Exercise prompt ▸ Wherever the string "content" appears, copy the whole line.

Input rows ▸
== == ==
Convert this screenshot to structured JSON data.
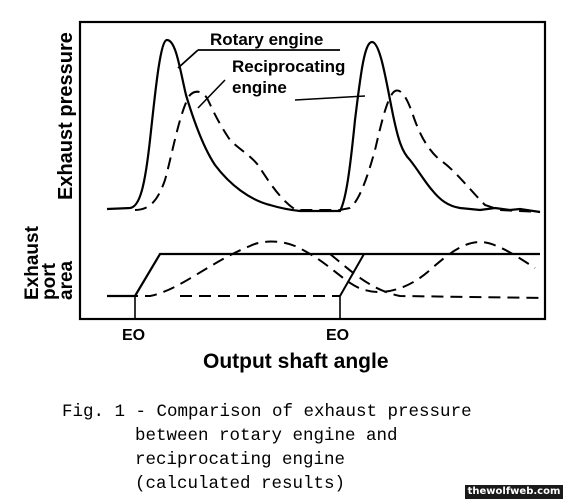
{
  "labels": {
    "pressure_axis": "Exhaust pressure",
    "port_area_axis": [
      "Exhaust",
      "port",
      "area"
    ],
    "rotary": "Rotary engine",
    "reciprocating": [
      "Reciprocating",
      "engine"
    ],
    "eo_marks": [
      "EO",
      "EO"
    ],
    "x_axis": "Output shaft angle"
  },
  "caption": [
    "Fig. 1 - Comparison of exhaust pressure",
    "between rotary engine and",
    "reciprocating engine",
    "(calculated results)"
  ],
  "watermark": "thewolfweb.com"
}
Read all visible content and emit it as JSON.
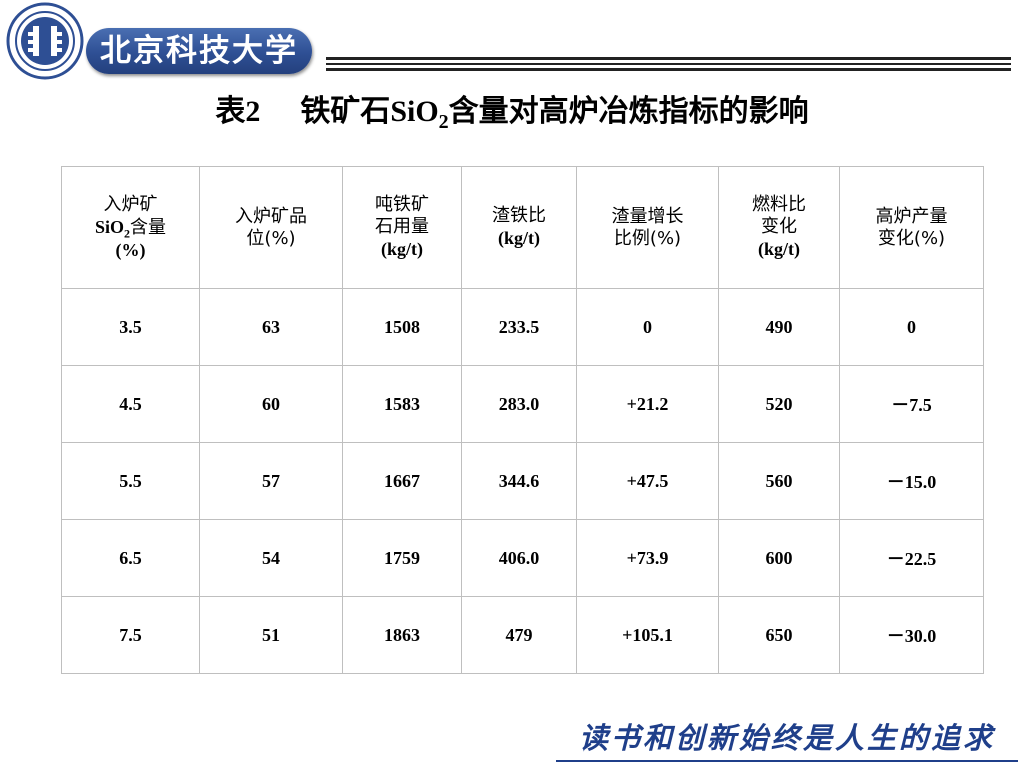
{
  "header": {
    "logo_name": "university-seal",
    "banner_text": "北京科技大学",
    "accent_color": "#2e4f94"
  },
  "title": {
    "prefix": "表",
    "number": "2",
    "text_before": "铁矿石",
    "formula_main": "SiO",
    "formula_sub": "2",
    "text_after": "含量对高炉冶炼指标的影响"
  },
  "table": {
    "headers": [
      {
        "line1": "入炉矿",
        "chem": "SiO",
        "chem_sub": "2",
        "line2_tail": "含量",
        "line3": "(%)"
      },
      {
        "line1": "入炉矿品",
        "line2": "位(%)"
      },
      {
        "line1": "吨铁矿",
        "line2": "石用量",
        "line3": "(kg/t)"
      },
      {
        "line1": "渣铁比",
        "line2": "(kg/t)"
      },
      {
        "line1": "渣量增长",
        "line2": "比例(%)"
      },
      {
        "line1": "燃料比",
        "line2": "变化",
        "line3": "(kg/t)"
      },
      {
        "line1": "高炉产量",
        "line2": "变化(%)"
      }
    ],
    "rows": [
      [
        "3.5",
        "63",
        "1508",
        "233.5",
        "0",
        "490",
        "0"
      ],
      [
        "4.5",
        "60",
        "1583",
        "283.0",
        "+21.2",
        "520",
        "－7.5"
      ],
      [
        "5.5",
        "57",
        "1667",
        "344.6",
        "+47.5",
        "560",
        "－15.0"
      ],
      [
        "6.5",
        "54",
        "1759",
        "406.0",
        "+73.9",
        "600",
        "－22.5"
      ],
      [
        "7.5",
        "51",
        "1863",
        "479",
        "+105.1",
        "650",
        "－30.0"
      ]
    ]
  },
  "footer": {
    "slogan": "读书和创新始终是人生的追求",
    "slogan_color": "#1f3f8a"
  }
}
== == ==
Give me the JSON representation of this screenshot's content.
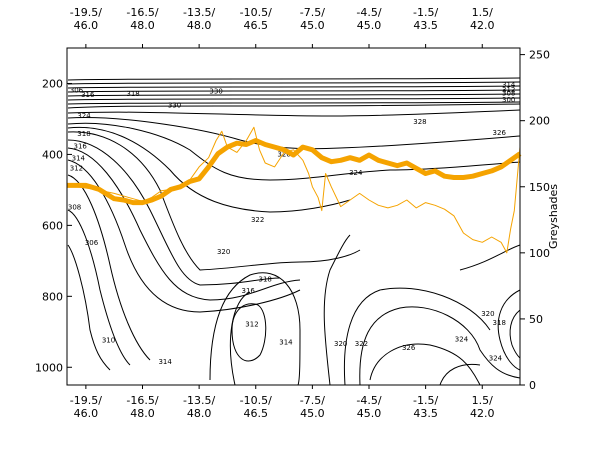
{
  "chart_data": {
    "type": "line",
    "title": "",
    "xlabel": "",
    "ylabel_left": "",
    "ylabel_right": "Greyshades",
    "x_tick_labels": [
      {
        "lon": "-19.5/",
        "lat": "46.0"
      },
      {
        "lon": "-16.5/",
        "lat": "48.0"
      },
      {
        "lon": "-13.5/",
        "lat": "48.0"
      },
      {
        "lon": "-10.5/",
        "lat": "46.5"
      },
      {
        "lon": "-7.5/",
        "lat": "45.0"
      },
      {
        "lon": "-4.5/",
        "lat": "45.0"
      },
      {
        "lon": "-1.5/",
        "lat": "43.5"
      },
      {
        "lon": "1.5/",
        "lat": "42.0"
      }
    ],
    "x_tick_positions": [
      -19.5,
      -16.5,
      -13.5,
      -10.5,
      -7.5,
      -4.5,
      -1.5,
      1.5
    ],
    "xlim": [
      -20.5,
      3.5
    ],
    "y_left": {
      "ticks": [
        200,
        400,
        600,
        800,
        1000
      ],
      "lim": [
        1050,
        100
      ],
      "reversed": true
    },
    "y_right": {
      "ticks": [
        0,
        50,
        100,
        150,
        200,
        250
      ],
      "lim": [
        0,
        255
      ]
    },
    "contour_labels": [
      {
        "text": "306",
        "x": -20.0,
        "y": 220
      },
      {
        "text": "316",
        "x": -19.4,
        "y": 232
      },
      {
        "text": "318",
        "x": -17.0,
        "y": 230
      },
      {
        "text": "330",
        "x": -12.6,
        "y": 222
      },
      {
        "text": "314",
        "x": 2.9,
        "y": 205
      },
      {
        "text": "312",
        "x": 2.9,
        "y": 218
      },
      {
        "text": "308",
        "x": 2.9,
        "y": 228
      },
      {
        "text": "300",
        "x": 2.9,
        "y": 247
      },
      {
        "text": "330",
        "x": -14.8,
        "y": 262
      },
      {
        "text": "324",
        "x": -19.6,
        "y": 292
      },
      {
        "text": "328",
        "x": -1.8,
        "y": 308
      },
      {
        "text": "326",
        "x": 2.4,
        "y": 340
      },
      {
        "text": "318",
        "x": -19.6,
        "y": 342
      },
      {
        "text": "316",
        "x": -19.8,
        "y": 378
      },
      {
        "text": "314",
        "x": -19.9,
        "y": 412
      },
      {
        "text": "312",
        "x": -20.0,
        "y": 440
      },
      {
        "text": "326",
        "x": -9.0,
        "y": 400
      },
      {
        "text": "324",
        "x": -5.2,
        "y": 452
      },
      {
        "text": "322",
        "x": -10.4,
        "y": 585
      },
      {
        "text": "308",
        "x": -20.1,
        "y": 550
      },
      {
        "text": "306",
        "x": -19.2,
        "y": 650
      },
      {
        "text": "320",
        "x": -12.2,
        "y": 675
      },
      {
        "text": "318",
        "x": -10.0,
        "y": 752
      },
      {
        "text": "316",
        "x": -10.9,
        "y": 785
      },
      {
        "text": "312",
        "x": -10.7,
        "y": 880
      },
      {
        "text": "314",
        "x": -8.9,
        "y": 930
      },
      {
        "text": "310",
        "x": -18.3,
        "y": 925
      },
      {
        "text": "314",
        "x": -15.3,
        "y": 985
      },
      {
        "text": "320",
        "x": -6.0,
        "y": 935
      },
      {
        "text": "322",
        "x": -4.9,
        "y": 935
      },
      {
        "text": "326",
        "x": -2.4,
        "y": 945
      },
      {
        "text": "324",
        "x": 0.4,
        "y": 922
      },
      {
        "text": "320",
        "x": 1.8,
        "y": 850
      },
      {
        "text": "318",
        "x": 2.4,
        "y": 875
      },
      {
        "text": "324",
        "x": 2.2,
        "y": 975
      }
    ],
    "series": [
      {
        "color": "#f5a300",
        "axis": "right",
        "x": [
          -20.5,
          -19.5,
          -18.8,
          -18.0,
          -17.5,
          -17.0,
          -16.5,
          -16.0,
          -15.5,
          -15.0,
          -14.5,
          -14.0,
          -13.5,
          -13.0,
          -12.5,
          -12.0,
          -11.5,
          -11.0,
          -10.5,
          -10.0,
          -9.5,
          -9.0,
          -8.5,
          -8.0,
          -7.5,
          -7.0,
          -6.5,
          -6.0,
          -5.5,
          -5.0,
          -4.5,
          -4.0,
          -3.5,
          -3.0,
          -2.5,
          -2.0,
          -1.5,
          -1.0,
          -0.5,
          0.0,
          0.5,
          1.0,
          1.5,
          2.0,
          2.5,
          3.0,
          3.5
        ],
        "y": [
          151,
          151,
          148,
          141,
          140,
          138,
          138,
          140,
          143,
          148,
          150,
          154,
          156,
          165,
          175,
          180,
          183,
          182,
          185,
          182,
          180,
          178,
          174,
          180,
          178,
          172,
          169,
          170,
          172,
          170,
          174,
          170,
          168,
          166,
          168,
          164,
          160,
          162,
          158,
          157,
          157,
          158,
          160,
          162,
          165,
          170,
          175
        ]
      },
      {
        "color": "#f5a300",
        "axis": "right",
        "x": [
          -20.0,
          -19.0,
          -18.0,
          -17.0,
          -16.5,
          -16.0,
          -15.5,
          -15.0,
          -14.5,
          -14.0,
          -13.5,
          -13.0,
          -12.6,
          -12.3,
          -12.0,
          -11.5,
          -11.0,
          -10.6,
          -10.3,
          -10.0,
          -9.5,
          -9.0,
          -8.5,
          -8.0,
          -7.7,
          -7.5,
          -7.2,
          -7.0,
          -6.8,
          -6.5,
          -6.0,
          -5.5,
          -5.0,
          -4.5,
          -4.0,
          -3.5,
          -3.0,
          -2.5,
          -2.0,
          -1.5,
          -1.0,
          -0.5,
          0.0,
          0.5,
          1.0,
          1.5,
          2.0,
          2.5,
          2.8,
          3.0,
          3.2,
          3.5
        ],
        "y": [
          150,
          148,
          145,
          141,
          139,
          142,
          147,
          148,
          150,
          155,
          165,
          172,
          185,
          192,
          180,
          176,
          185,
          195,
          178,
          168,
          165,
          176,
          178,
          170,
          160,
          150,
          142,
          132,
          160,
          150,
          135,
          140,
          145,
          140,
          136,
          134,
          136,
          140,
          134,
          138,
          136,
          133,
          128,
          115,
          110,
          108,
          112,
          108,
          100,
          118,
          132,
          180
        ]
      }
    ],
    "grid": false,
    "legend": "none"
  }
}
== == ==
Reply to the task ▸
Read all visible content and emit it as JSON.
Give me the JSON representation of this screenshot's content.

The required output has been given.